### [WORK TO COMPLETE]
Restate the complete material exactly.

== MATERIAL FOR THIS EXERCISE ==

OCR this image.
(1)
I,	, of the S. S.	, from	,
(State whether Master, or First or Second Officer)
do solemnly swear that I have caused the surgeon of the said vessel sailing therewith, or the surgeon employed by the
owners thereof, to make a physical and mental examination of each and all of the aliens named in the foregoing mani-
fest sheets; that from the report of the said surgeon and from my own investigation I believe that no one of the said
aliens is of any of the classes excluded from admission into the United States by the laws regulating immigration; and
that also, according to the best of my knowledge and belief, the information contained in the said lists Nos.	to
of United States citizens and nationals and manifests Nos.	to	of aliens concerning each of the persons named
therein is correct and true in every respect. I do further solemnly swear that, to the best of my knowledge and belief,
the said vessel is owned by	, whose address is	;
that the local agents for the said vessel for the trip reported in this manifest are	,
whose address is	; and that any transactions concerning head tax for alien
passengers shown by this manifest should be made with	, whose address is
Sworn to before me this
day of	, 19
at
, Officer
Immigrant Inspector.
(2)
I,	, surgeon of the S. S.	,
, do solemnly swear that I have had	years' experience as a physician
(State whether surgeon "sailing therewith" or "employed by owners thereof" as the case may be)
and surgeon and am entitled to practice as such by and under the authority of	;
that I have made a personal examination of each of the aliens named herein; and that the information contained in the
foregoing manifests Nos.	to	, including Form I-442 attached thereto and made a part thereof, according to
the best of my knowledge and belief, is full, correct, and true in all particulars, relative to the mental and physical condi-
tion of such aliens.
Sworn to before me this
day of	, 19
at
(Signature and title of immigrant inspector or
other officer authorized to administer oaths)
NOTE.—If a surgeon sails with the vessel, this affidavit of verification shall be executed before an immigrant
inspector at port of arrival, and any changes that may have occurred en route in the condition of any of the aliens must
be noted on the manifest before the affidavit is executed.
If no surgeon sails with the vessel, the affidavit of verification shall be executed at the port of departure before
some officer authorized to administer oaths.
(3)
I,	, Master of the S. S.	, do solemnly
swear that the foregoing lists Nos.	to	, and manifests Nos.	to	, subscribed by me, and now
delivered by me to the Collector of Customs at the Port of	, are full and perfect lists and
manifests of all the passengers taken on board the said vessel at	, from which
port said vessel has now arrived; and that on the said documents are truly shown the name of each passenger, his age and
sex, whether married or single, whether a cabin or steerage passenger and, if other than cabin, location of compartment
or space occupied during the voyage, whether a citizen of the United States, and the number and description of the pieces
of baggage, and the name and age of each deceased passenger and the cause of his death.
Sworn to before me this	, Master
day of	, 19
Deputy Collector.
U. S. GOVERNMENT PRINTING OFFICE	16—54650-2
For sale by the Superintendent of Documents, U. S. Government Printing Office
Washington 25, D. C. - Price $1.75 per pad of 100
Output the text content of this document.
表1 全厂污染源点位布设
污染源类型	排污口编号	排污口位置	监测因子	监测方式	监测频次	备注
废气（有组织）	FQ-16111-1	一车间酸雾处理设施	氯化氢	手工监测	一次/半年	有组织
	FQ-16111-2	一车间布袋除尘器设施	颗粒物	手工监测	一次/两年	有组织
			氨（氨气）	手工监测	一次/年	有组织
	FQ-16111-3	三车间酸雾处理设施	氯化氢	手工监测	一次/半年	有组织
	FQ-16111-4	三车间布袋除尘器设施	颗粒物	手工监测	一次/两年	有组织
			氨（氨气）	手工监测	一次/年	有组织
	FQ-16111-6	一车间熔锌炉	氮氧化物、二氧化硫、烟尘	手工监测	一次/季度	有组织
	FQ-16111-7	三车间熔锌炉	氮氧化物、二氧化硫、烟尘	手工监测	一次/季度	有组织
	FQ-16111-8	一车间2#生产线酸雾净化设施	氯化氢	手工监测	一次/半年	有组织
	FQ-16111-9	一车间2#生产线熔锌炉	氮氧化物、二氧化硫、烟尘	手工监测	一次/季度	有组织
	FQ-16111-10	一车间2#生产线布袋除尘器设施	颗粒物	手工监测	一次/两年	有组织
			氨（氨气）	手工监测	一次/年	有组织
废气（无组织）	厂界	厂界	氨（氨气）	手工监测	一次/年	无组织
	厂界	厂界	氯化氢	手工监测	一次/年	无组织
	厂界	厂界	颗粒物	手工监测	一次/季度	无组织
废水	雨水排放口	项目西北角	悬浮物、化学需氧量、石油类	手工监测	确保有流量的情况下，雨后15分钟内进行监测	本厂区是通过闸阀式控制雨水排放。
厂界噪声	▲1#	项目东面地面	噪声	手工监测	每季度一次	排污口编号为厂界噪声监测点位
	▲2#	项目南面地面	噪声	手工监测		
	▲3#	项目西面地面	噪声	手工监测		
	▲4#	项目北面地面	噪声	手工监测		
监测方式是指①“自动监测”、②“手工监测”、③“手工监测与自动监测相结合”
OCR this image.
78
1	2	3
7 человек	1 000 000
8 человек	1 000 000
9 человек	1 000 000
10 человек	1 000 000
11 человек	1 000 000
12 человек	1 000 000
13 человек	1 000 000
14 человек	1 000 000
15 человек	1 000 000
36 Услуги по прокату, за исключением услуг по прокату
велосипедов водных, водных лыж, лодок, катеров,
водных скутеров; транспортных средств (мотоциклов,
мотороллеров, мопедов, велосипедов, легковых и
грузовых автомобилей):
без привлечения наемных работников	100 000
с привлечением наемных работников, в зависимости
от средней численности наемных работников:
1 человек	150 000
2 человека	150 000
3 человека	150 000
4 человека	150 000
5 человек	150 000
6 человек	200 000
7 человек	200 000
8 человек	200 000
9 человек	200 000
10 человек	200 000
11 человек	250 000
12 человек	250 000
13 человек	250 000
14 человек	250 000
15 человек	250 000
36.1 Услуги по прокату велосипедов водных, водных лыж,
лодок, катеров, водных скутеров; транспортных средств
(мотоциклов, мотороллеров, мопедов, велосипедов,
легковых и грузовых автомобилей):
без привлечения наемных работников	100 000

===

### [COMPLETE OUTPUT]
OCR this image.
(1)
I,	, of the S. S.	, from	,
(State whether Master, or First or Second Officer)
do solemnly swear that I have caused the surgeon of the said vessel sailing therewith, or the surgeon employed by the
owners thereof, to make a physical and mental examination of each and all of the aliens named in the foregoing mani-
fest sheets; that from the report of the said surgeon and from my own investigation I believe that no one of the said
aliens is of any of the classes excluded from admission into the United States by the laws regulating immigration; and
that also, according to the best of my knowledge and belief, the information contained in the said lists Nos.	to
of United States citizens and nationals and manifests Nos.	to	of aliens concerning each of the persons named
therein is correct and true in every respect. I do further solemnly swear that, to the best of my knowledge and belief,
the said vessel is owned by	, whose address is	;
that the local agents for the said vessel for the trip reported in this manifest are	,
whose address is	; and that any transactions concerning head tax for alien
passengers shown by this manifest should be made with	, whose address is
Sworn to before me this
day of	, 19
at
, Officer
Immigrant Inspector.
(2)
I,	, surgeon of the S. S.	,
, do solemnly swear that I have had	years' experience as a physician
(State whether surgeon "sailing therewith" or "employed by owners thereof" as the case may be)
and surgeon and am entitled to practice as such by and under the authority of	;
that I have made a personal examination of each of the aliens named herein; and that the information contained in the
foregoing manifests Nos.	to	, including Form I-442 attached thereto and made a part thereof, according to
the best of my knowledge and belief, is full, correct, and true in all particulars, relative to the mental and physical condi-
tion of such aliens.
Sworn to before me this
day of	, 19
at
(Signature and title of immigrant inspector or
other officer authorized to administer oaths)
NOTE.—If a surgeon sails with the vessel, this affidavit of verification shall be executed before an immigrant
inspector at port of arrival, and any changes that may have occurred en route in the condition of any of the aliens must
be noted on the manifest before the affidavit is executed.
If no surgeon sails with the vessel, the affidavit of verification shall be executed at the port of departure before
some officer authorized to administer oaths.
(3)
I,	, Master of the S. S.	, do solemnly
swear that the foregoing lists Nos.	to	, and manifests Nos.	to	, subscribed by me, and now
delivered by me to the Collector of Customs at the Port of	, are full and perfect lists and
manifests of all the passengers taken on board the said vessel at	, from which
port said vessel has now arrived; and that on the said documents are truly shown the name of each passenger, his age and
sex, whether married or single, whether a cabin or steerage passenger and, if other than cabin, location of compartment
or space occupied during the voyage, whether a citizen of the United States, and the number and description of the pieces
of baggage, and the name and age of each deceased passenger and the cause of his death.
Sworn to before me this	, Master
day of	, 19
Deputy Collector.
U. S. GOVERNMENT PRINTING OFFICE	16—54650-2
For sale by the Superintendent of Documents, U. S. Government Printing Office
Washington 25, D. C. - Price $1.75 per pad of 100
Output the text content of this document.
表1 全厂污染源点位布设
污染源类型	排污口编号	排污口位置	监测因子	监测方式	监测频次	备注
废气（有组织）	FQ-16111-1	一车间酸雾处理设施	氯化氢	手工监测	一次/半年	有组织
	FQ-16111-2	一车间布袋除尘器设施	颗粒物	手工监测	一次/两年	有组织
			氨（氨气）	手工监测	一次/年	有组织
	FQ-16111-3	三车间酸雾处理设施	氯化氢	手工监测	一次/半年	有组织
	FQ-16111-4	三车间布袋除尘器设施	颗粒物	手工监测	一次/两年	有组织
			氨（氨气）	手工监测	一次/年	有组织
	FQ-16111-6	一车间熔锌炉	氮氧化物、二氧化硫、烟尘	手工监测	一次/季度	有组织
	FQ-16111-7	三车间熔锌炉	氮氧化物、二氧化硫、烟尘	手工监测	一次/季度	有组织
	FQ-16111-8	一车间2#生产线酸雾净化设施	氯化氢	手工监测	一次/半年	有组织
	FQ-16111-9	一车间2#生产线熔锌炉	氮氧化物、二氧化硫、烟尘	手工监测	一次/季度	有组织
	FQ-16111-10	一车间2#生产线布袋除尘器设施	颗粒物	手工监测	一次/两年	有组织
			氨（氨气）	手工监测	一次/年	有组织
废气（无组织）	厂界	厂界	氨（氨气）	手工监测	一次/年	无组织
	厂界	厂界	氯化氢	手工监测	一次/年	无组织
	厂界	厂界	颗粒物	手工监测	一次/季度	无组织
废水	雨水排放口	项目西北角	悬浮物、化学需氧量、石油类	手工监测	确保有流量的情况下，雨后15分钟内进行监测	本厂区是通过闸阀式控制雨水排放。
厂界噪声	▲1#	项目东面地面	噪声	手工监测	每季度一次	排污口编号为厂界噪声监测点位
	▲2#	项目南面地面	噪声	手工监测		
	▲3#	项目西面地面	噪声	手工监测		
	▲4#	项目北面地面	噪声	手工监测		
监测方式是指①“自动监测”、②“手工监测”、③“手工监测与自动监测相结合”
OCR this image.
78
1	2	3
7 человек	1 000 000
8 человек	1 000 000
9 человек	1 000 000
10 человек	1 000 000
11 человек	1 000 000
12 человек	1 000 000
13 человек	1 000 000
14 человек	1 000 000
15 человек	1 000 000
36 Услуги по прокату, за исключением услуг по прокату
велосипедов водных, водных лыж, лодок, катеров,
водных скутеров; транспортных средств (мотоциклов,
мотороллеров, мопедов, велосипедов, легковых и
грузовых автомобилей):
без привлечения наемных работников	100 000
с привлечением наемных работников, в зависимости
от средней численности наемных работников:
1 человек	150 000
2 человека	150 000
3 человека	150 000
4 человека	150 000
5 человек	150 000
6 человек	200 000
7 человек	200 000
8 человек	200 000
9 человек	200 000
10 человек	200 000
11 человек	250 000
12 человек	250 000
13 человек	250 000
14 человек	250 000
15 человек	250 000
36.1 Услуги по прокату велосипедов водных, водных лыж,
лодок, катеров, водных скутеров; транспортных средств
(мотоциклов, мотороллеров, мопедов, велосипедов,
легковых и грузовых автомобилей):
без привлечения наемных работников	100 000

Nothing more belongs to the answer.